--- Start of Data records ---
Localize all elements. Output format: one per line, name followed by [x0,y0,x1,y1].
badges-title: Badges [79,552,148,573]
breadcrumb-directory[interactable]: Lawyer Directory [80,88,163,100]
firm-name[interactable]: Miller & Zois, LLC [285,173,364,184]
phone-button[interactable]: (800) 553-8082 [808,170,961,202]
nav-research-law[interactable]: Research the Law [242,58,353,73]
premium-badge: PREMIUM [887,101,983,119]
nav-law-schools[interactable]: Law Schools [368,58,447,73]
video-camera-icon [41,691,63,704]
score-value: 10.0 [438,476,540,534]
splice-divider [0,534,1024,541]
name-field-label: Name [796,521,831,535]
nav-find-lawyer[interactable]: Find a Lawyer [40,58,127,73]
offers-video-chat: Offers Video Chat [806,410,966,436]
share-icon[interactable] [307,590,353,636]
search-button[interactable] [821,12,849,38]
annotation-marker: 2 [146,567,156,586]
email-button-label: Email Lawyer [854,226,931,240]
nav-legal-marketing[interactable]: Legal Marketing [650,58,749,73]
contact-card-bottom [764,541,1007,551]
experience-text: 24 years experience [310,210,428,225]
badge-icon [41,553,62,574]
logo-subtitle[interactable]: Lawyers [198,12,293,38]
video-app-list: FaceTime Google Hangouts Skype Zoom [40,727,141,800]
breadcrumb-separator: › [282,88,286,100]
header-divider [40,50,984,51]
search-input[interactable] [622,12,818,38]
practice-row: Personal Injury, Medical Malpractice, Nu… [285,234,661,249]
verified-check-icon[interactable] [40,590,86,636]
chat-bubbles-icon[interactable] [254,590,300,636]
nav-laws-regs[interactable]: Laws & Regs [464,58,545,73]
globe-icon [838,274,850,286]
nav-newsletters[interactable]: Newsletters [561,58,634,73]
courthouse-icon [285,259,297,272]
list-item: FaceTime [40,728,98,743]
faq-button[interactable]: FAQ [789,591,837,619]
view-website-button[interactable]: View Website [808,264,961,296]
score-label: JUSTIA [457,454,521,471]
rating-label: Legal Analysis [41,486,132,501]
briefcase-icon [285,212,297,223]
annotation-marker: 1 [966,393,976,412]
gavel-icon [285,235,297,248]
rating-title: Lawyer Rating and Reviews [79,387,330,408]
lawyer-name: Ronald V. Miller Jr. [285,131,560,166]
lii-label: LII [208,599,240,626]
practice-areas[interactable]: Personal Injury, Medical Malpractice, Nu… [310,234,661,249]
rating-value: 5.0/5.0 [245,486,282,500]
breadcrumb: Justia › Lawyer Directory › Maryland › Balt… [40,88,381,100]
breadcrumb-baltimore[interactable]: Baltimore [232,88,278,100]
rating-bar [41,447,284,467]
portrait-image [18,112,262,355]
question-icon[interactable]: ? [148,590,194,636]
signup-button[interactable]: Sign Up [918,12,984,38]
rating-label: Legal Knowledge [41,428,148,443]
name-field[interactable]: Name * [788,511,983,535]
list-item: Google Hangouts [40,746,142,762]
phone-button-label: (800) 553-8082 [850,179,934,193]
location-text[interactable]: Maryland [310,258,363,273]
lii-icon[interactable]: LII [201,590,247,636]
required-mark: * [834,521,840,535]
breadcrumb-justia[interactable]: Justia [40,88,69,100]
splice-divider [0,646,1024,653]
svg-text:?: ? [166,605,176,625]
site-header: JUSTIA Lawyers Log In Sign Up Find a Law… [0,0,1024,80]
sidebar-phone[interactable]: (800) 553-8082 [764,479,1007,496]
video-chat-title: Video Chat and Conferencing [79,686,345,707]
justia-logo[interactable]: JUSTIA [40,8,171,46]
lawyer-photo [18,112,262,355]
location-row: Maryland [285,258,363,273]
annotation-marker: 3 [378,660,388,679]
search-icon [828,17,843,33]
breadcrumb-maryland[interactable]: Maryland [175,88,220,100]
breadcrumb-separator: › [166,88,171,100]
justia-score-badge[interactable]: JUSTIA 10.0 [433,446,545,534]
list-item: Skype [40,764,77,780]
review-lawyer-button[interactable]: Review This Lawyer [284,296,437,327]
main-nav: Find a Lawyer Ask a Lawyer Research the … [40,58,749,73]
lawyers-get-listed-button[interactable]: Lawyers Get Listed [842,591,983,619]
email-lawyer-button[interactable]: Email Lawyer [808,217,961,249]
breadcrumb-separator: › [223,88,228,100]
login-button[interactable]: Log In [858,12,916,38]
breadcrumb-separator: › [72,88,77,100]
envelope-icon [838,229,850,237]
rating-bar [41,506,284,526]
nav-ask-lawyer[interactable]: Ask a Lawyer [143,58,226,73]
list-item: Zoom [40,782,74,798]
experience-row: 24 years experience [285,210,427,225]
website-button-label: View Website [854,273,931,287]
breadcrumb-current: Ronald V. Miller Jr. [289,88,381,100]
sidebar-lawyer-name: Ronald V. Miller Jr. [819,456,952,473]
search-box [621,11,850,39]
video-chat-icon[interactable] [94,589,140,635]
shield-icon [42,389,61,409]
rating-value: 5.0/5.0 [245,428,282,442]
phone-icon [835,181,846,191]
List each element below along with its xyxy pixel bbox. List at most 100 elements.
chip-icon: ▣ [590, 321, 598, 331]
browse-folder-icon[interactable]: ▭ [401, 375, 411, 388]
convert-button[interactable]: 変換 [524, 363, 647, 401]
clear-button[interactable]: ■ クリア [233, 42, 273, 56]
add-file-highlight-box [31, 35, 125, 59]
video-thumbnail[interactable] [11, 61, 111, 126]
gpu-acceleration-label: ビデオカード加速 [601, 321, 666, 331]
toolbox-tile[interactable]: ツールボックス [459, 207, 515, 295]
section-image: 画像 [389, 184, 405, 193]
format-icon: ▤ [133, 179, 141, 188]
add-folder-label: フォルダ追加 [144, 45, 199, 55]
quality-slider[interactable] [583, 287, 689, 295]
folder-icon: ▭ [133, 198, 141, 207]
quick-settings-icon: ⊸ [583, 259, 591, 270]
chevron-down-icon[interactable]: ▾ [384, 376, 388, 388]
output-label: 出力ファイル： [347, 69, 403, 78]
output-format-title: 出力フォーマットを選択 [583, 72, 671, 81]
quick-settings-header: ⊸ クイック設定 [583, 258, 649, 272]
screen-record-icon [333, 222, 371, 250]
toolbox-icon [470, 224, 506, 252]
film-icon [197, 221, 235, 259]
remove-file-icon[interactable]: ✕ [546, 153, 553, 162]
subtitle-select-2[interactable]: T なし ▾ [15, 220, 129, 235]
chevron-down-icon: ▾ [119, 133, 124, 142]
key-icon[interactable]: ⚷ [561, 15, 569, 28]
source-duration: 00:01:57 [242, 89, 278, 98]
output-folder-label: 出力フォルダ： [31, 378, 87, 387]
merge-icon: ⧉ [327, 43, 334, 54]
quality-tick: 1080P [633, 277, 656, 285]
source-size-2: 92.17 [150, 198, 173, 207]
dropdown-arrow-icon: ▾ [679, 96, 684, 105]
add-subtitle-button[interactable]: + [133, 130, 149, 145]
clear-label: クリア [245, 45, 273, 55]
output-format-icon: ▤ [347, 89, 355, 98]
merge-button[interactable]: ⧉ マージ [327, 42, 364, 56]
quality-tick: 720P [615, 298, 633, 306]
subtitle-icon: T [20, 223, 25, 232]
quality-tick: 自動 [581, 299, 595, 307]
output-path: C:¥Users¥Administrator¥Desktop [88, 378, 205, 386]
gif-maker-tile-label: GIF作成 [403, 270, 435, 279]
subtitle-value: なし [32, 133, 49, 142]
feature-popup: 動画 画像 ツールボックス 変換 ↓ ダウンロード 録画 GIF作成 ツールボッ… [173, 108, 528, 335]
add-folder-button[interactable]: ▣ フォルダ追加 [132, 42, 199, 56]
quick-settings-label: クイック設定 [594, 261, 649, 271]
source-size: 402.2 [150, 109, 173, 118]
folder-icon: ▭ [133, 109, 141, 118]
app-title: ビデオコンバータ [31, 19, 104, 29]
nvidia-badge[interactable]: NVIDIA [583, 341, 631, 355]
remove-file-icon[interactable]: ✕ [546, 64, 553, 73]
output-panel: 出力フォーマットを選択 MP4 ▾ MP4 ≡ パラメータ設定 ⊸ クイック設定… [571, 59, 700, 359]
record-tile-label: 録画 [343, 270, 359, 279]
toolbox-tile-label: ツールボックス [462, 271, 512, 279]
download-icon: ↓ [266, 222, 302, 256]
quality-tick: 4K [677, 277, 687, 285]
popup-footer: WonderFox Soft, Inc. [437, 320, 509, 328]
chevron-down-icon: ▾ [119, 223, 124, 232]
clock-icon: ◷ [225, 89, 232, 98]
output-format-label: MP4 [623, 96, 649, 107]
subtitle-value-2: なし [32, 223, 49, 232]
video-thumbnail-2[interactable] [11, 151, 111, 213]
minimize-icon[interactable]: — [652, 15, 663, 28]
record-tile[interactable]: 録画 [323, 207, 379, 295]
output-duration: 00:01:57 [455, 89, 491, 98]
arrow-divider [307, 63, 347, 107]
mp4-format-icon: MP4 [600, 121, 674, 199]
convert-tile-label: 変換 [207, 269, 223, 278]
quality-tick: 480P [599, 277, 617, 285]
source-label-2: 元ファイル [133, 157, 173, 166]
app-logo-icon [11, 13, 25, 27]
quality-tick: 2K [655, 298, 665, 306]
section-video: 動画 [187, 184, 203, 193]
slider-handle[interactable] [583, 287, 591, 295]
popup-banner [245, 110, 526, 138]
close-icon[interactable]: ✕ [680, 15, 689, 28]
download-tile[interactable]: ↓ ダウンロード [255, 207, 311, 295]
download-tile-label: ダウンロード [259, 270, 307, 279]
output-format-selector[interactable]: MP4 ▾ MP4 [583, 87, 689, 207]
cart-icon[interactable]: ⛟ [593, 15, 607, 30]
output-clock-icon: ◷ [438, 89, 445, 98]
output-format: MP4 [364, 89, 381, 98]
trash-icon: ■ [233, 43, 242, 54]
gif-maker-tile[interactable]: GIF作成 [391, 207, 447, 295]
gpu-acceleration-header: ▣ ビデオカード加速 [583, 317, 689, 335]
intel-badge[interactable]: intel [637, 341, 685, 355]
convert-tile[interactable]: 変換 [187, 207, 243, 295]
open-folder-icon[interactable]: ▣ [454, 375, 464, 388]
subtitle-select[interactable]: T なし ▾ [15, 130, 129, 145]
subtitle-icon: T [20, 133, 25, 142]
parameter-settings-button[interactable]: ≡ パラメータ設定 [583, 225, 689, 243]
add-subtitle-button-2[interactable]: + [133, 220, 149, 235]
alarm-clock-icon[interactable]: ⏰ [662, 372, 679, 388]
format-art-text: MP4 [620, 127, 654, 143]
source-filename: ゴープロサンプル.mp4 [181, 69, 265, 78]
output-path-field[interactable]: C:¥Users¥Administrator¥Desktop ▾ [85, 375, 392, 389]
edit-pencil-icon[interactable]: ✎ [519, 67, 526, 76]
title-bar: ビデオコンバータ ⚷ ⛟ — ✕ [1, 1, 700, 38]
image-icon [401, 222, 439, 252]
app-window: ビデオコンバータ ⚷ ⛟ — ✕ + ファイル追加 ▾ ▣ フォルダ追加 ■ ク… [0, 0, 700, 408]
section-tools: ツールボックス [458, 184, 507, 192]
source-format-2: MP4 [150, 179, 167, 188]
--- End of Data records ---
Requirement: Please repeat the stretch from the start of the lines through the line containing "premium-badge: PREMIUM [887,101,983,119]", renaming "Lawyer Directory" to "Attorney Directory" and leaving everything else unchanged.

Answer for this exercise:
Localize all elements. Output format: one per line, name followed by [x0,y0,x1,y1].
badges-title: Badges [79,552,148,573]
breadcrumb-directory[interactable]: Attorney Directory [80,88,163,100]
firm-name[interactable]: Miller & Zois, LLC [285,173,364,184]
phone-button[interactable]: (800) 553-8082 [808,170,961,202]
nav-research-law[interactable]: Research the Law [242,58,353,73]
premium-badge: PREMIUM [887,101,983,119]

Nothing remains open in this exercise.